*YOUR GOAL*. Identify the lines that contain the word "sewer", then copy them.

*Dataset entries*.
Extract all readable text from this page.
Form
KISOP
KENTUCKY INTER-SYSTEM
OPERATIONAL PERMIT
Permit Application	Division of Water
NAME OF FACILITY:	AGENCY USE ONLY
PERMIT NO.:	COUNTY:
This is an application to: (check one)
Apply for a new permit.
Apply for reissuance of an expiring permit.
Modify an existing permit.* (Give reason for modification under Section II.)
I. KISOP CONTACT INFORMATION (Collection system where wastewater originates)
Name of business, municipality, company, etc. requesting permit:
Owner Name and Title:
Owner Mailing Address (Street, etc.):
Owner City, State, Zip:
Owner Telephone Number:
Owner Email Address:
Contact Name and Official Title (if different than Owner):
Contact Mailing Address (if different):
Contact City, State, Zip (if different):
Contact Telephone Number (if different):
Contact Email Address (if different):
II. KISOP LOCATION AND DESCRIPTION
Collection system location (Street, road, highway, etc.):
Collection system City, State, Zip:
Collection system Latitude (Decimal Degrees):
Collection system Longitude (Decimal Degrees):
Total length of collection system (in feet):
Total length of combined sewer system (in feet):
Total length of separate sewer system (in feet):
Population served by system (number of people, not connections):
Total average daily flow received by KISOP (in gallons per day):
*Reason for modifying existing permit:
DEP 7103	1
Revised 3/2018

*RESULT OF THIS EXERCISE*.
Total length of combined sewer system (in feet):
Total length of separate sewer system (in feet):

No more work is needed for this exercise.